- **Reading passage**
┌────────

The moment of truth: ensuring a successful CET rollout

By Neil Anderson, managing director of Qcom, specialist technical services company working as an outsource partner to many CET companies.

The effective rollout and installation of equipment can be amongst the most important ‘moments of truth’ for any technology manufacturer, systems integrator or reseller.

A smooth and timely transition from the initial order to successful operation should set the right tone for a long and profitable customer relationship. Any delays or mistake risks setting things off on the wrong foot, creating discontent among end-users, hampering future sales growth or, worse still, leading to the cancellation of existing orders. 

Rollouts vary significantly in scale and complexity. They can range from a single site with one or two units to a nationwide project with thousands, and from the technical delivery of standalone or plug-and-play products to the full-service installation, connection and configuration of networked kiosk and digital signage technologies. 

But the same considerations should apply in every case: comprehensive end-to-end planning; proper resourcing and expertise; and the appropriate balance of in-house and outsourced delivery.

The rollout process 

The majority of rollout and installation projects can be broken down into five stages:

  1. Inventory and logistics

For all but the smallest rollouts, the installation team will typically be required to receive, handle and schedule the onwards dispatch products to each installation site. 

  1. Preparation

Many technology rollouts require off-site assembly or sub-assembly support, which can include hardware assembly or software configuration. Test procedures will identify any issues or faulty mechanics, significantly reducing the risk of any problems or complications during each on-site installation. 

  1. Site surveys

Installation locations usually differ greatly in size and layout, as well as in practical arrangements for parking, access and opening hours. Advance site surveys should check not just these physical factors, but also power, connectivity and any other issues specific to the equipment. By investing properly in the site survey process, the project team can plan not only the most efficient installation schedules, but also be confident in their reliable delivery.  

  1. Installation

Once the kiosks or signage units have been manoeuvred into place, most will be physically secured before connecting to power. A network connection will normally be established, allowing firmware to be updated, software installed and configured, and a connection to cloud applications established. All installations will require testing, and many will include basic operator training for onsite users or representatives. Remember also that processes will need to be detailed if there is to be any decommissioning and removal of existing equipment, whether it is your own or a competitor model.

  1. Support

New technology and new users inevitably mean teething problems. Technical support is often neglected in the planning of rollout projects, but experience shows it really can make the difference between ‘adequate’ and ‘excellent’. A telephone helpdesk can provide an efficient and highly effective customer advice and ‘snagging’ service on new technology. Field engineering support may also be required to implement everything from swap-out replacements to comprehensive programmes of preventative maintenance or aftermarket warranty support.

└────────

- **Extracted records**
┌────────

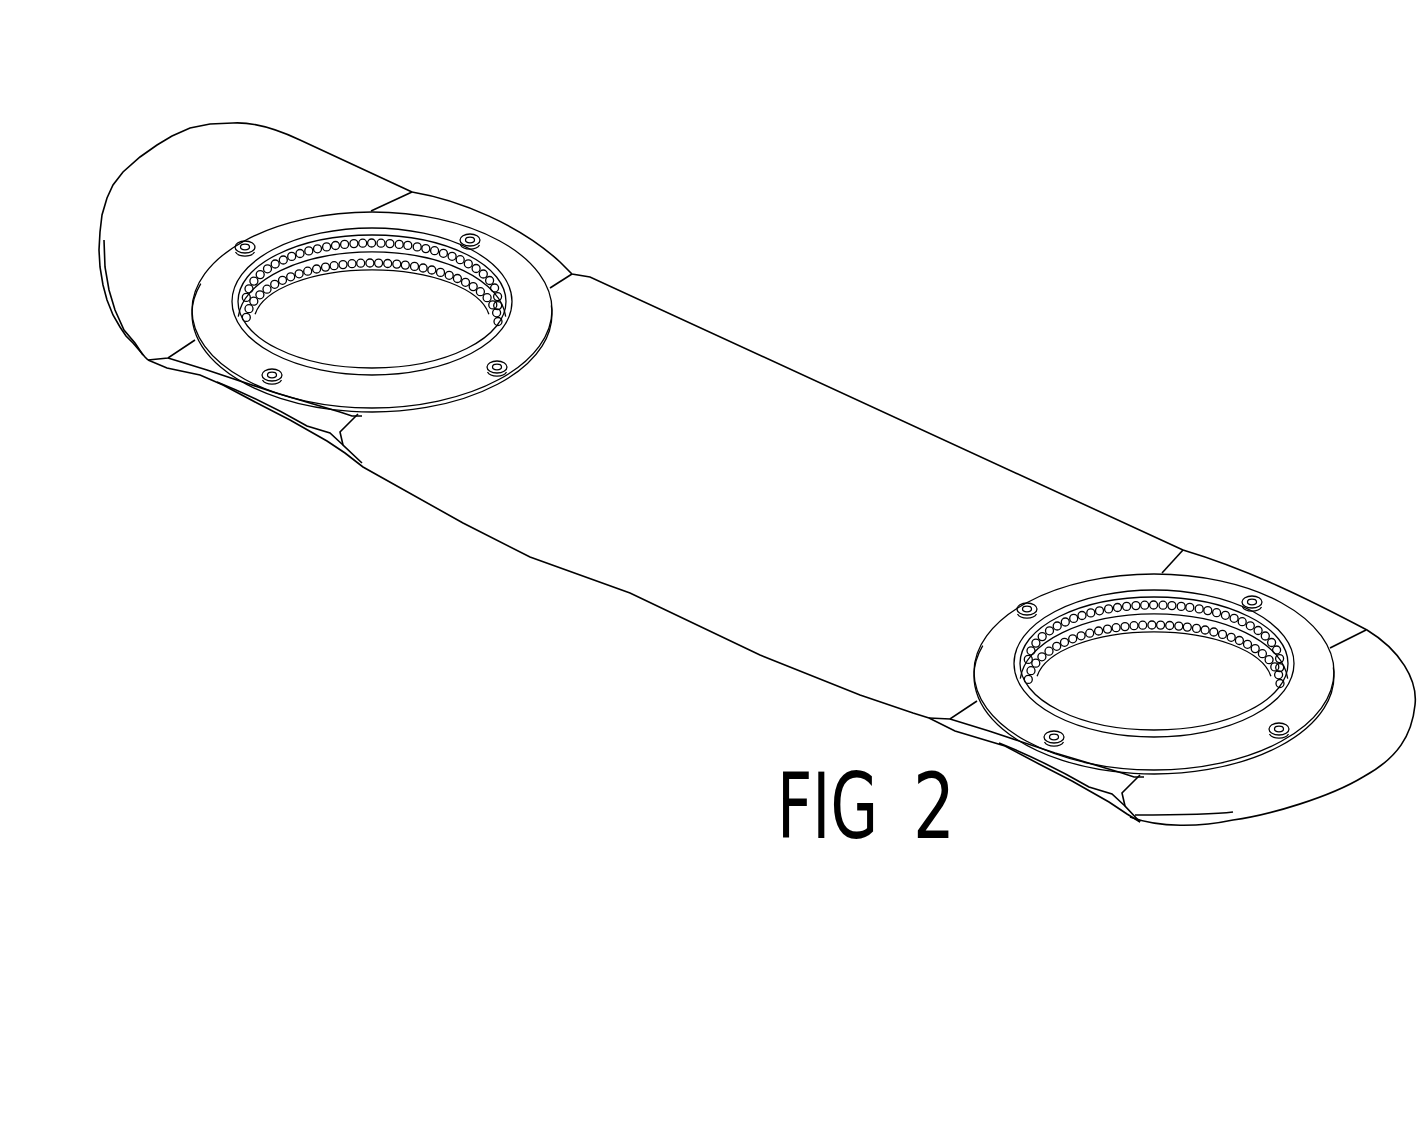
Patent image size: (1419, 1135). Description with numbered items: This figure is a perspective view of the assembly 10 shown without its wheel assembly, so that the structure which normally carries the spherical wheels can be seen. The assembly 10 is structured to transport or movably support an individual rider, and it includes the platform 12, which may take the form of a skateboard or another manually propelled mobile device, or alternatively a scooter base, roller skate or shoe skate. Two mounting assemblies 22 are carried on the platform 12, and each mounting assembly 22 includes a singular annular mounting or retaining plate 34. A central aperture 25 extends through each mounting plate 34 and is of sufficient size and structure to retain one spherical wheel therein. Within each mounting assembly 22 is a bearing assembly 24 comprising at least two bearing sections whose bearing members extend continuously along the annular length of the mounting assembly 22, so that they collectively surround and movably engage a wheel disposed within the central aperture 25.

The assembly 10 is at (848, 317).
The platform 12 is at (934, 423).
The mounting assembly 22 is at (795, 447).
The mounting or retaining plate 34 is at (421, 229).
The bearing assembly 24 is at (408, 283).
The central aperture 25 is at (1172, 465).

└────────
┌────────

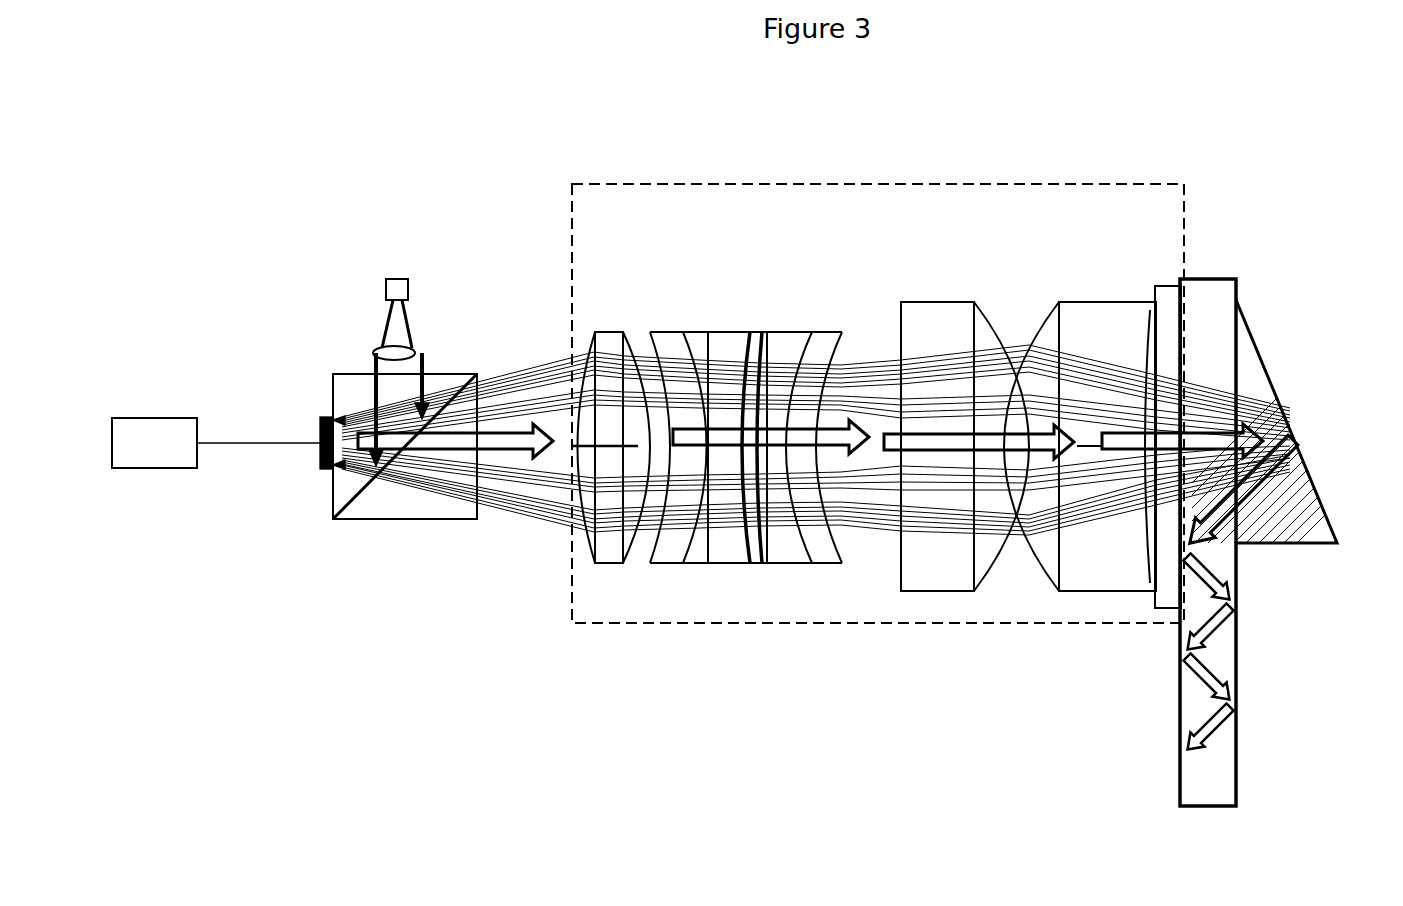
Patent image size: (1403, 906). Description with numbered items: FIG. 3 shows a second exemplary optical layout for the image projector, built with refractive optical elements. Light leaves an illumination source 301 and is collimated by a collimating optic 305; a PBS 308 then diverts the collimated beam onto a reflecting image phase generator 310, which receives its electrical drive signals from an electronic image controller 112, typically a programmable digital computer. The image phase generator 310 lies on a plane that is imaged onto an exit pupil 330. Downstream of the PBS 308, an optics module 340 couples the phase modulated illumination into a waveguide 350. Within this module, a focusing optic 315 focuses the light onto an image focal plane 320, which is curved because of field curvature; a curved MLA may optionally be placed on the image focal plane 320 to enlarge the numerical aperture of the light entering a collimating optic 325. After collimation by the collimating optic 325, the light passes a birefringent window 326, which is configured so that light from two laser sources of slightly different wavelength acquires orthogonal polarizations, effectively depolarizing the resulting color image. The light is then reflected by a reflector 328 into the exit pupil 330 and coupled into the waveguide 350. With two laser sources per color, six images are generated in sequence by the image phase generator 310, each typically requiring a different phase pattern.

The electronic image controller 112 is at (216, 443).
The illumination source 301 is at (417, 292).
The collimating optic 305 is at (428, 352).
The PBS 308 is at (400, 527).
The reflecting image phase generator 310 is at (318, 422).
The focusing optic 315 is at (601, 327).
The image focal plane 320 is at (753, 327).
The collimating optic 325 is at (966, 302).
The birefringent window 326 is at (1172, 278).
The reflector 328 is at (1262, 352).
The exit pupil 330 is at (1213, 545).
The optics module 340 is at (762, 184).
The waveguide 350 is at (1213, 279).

└────────

Please copy the CET rollout article word for word, from "Rollouts vary significantly" up to and including "digital signage technologies.". The entries aren't needed for this.

- **Reply to the exercise**
Rollouts vary significantly in scale and complexity. They can range from a single site with one or two units to a nationwide project with thousands, and from the technical delivery of standalone or plug-and-play products to the full-service installation, connection and configuration of networked kiosk and digital signage technologies.